GIVEN INSTRUCTION —
Below are records; count the lines that contain "berichten" and give only the total.

Data excerpts
.....
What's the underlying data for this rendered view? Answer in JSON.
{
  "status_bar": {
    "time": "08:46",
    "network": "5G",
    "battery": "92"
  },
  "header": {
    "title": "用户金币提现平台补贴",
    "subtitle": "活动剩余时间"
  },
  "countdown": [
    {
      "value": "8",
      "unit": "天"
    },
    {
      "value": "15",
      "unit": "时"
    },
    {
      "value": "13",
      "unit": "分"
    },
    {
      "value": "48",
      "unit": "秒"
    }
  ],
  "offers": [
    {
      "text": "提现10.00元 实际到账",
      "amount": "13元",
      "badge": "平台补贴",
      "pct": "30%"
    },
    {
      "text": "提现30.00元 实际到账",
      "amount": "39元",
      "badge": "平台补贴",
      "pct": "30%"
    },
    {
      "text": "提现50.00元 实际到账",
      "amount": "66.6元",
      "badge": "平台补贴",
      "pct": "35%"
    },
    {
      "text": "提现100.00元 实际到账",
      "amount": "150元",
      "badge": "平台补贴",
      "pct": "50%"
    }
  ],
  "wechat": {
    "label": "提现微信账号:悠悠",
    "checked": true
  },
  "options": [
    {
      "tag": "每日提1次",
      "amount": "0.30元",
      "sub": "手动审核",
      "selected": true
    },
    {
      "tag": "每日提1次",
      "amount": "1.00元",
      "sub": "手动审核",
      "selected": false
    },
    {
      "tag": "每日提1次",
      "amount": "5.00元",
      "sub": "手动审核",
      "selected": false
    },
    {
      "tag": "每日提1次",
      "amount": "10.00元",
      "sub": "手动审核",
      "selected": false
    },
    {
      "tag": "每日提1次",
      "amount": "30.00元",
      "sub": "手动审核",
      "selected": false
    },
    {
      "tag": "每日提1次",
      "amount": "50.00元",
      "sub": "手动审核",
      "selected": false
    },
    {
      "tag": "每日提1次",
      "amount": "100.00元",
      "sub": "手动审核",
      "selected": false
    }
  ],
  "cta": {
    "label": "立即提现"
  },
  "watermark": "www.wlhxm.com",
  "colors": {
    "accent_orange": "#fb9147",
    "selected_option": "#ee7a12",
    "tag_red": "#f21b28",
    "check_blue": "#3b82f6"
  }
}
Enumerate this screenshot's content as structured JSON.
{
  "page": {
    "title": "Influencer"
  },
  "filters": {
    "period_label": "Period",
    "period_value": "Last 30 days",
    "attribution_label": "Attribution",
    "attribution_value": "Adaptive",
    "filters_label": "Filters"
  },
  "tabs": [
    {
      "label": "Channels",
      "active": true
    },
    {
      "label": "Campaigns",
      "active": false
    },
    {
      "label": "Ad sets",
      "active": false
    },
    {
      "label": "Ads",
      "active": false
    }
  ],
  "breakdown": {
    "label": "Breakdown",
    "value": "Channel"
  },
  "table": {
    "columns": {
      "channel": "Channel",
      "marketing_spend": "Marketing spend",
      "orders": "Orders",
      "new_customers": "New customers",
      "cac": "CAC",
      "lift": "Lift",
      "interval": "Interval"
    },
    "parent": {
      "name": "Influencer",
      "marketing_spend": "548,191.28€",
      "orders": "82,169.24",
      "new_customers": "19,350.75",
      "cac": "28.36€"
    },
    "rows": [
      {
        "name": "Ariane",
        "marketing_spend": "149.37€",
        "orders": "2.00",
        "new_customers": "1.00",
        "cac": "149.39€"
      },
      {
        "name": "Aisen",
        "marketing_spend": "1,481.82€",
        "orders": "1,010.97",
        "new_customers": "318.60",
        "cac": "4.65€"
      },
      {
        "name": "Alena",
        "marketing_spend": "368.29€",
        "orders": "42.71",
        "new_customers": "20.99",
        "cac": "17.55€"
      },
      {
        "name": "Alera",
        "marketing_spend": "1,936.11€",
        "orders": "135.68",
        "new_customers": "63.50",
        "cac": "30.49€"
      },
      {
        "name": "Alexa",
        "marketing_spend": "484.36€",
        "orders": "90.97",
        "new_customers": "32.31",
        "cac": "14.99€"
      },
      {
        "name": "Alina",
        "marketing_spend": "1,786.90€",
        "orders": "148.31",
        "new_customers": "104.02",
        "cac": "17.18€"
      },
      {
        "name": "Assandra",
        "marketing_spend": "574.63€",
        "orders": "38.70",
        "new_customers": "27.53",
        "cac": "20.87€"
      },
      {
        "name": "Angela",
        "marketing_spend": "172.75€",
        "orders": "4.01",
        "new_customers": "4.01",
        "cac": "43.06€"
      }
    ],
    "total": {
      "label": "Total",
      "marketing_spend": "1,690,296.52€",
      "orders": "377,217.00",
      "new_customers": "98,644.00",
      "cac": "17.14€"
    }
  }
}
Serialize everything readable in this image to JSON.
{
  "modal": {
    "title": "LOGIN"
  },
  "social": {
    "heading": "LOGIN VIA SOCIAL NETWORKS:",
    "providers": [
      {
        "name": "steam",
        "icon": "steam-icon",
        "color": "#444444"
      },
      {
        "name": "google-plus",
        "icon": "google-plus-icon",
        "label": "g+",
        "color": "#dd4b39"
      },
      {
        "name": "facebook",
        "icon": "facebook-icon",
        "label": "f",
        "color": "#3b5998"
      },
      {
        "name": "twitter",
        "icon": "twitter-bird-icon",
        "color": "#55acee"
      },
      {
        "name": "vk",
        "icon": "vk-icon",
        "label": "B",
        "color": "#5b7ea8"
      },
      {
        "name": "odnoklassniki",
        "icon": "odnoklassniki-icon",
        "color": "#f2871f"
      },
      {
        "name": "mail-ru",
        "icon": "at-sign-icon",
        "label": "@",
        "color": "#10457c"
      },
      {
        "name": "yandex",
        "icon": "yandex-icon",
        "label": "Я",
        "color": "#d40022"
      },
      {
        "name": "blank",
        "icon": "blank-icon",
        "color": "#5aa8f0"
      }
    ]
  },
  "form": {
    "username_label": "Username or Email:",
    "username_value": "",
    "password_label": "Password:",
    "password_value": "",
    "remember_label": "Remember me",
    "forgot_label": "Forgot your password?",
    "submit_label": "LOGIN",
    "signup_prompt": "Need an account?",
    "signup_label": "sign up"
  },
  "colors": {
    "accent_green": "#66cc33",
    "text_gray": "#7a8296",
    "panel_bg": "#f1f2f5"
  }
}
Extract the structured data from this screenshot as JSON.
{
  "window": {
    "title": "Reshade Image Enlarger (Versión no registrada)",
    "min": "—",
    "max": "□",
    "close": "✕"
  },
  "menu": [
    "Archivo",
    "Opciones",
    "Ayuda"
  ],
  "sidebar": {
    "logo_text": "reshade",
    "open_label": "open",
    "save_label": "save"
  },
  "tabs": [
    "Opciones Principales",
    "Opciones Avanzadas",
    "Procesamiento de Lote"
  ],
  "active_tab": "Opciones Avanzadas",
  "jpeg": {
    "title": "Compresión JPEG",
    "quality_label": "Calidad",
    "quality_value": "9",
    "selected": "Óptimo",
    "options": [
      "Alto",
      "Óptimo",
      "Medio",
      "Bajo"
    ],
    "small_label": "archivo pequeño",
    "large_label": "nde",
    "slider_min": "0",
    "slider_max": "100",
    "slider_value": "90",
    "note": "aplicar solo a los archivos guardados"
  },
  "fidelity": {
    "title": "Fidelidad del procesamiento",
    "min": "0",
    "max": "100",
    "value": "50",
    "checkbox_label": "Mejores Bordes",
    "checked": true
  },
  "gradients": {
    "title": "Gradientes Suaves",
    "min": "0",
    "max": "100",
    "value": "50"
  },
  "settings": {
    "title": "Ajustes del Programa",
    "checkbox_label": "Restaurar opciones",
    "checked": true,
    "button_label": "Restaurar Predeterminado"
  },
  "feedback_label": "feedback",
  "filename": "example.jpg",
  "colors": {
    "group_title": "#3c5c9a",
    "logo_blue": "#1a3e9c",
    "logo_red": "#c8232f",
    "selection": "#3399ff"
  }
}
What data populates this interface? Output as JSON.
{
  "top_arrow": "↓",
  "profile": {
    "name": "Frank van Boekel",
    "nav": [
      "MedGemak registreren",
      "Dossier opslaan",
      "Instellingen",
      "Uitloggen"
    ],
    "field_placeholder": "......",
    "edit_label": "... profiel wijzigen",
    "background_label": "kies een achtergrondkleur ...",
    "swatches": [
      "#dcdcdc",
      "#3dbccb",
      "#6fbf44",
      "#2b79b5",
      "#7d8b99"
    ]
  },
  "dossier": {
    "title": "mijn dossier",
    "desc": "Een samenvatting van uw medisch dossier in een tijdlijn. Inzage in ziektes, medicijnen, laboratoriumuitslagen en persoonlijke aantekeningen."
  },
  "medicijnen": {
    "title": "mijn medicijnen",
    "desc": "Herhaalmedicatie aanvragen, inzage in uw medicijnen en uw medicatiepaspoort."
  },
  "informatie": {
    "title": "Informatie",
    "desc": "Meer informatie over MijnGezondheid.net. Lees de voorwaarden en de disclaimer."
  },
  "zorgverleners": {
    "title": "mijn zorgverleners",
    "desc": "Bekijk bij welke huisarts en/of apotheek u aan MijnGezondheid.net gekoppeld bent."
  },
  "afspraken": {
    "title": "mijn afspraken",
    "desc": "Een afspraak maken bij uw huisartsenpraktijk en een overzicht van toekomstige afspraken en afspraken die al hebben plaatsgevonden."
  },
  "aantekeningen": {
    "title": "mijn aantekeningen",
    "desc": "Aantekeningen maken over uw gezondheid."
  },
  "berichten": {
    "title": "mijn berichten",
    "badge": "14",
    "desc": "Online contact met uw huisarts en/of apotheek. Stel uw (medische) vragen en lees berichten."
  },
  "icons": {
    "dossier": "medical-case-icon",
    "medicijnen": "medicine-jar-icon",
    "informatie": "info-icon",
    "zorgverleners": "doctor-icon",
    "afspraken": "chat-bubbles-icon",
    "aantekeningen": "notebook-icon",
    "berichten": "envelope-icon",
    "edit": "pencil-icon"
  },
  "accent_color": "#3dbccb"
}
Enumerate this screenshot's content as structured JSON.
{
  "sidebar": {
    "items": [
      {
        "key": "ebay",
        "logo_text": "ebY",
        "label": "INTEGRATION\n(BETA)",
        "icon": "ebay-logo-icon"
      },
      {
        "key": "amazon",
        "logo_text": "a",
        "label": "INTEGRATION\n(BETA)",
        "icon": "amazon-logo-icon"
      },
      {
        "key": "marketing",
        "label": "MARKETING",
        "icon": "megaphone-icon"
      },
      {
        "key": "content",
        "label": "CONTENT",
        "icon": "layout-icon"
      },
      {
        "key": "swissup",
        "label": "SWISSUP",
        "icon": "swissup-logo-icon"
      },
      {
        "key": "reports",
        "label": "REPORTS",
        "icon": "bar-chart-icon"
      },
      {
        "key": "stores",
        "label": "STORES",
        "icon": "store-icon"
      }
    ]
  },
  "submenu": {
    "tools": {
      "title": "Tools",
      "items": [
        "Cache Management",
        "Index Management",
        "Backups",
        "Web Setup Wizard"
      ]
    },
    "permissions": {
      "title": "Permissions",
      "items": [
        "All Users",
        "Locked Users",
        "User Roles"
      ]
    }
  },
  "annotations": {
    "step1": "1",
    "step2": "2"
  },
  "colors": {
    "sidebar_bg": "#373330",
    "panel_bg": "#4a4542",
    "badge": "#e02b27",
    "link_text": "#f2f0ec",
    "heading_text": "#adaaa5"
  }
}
.....
RESPONSE —
4